The required answer is every line of the data containing the word "curve".

(Dataset records on visual material)
##########

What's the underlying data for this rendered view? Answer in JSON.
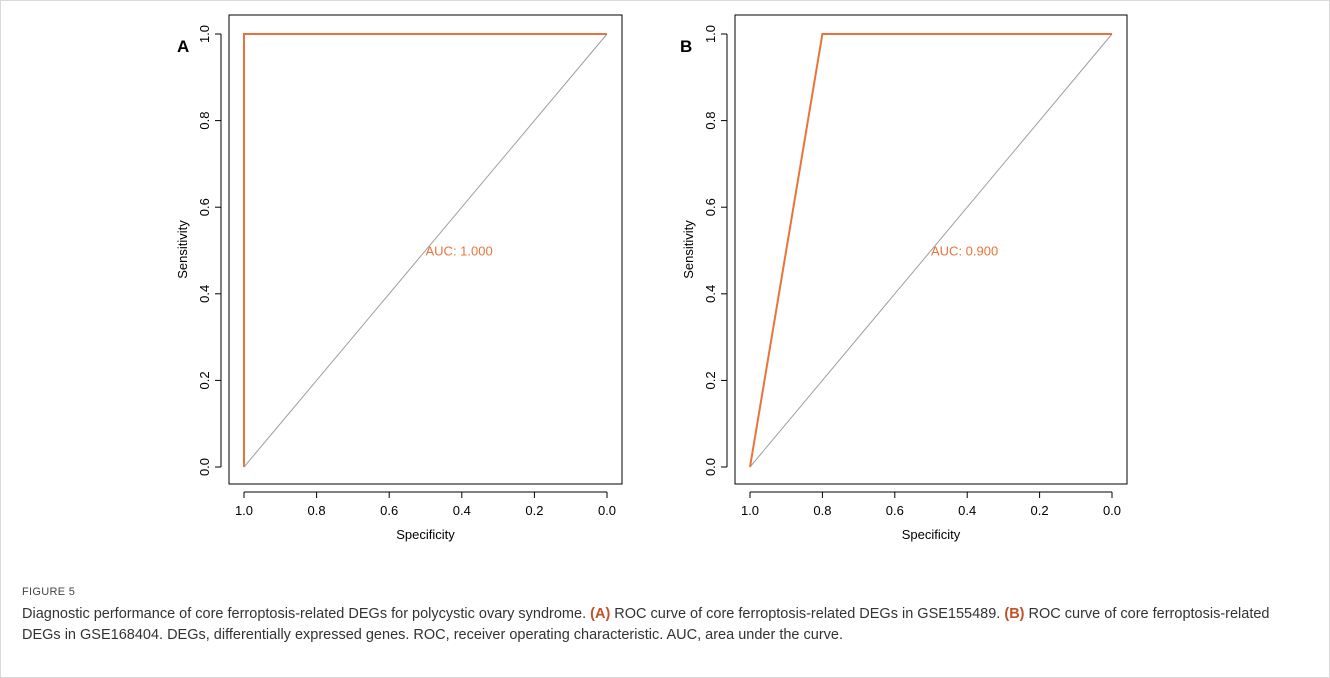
{
  "colors": {
    "roc_line": "#E8743B",
    "diagonal": "#9e9e9e",
    "axis": "#000000"
  },
  "chart_data": [
    {
      "type": "line",
      "panel_label": "A",
      "xlabel": "Specificity",
      "ylabel": "Sensitivity",
      "xlim": [
        1.0,
        0.0
      ],
      "ylim": [
        0.0,
        1.0
      ],
      "x_reversed": true,
      "x_ticks": [
        "1.0",
        "0.8",
        "0.6",
        "0.4",
        "0.2",
        "0.0"
      ],
      "y_ticks": [
        "0.0",
        "0.2",
        "0.4",
        "0.6",
        "0.8",
        "1.0"
      ],
      "grid": false,
      "series": [
        {
          "specificity": [
            1.0,
            1.0,
            0.0
          ],
          "sensitivity": [
            0.0,
            1.0,
            1.0
          ]
        }
      ],
      "annotation": {
        "text": "AUC: 1.000",
        "x": 0.5,
        "y": 0.5
      }
    },
    {
      "type": "line",
      "panel_label": "B",
      "xlabel": "Specificity",
      "ylabel": "Sensitivity",
      "xlim": [
        1.0,
        0.0
      ],
      "ylim": [
        0.0,
        1.0
      ],
      "x_reversed": true,
      "x_ticks": [
        "1.0",
        "0.8",
        "0.6",
        "0.4",
        "0.2",
        "0.0"
      ],
      "y_ticks": [
        "0.0",
        "0.2",
        "0.4",
        "0.6",
        "0.8",
        "1.0"
      ],
      "grid": false,
      "series": [
        {
          "specificity": [
            1.0,
            0.8,
            0.0
          ],
          "sensitivity": [
            0.0,
            1.0,
            1.0
          ]
        }
      ],
      "annotation": {
        "text": "AUC: 0.900",
        "x": 0.5,
        "y": 0.5
      }
    }
  ],
  "caption": {
    "figure_label": "FIGURE 5",
    "intro": "Diagnostic performance of core ferroptosis-related DEGs for polycystic ovary syndrome. ",
    "part_a_label": "(A)",
    "part_a_text": " ROC curve of core ferroptosis-related DEGs in GSE155489. ",
    "part_b_label": "(B)",
    "part_b_text": " ROC curve of core ferroptosis-related DEGs in GSE168404. DEGs, differentially expressed genes. ROC, receiver operating characteristic. AUC, area under the curve."
  }
}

##########

> _TASK OUTPUT_
    "part_a_text": " ROC curve of core ferroptosis-related DEGs in GSE155489. ",
    "part_b_text": " ROC curve of core ferroptosis-related DEGs in GSE168404. DEGs, differentially expressed genes. ROC, receiver operating characteristic. AUC, area under the curve."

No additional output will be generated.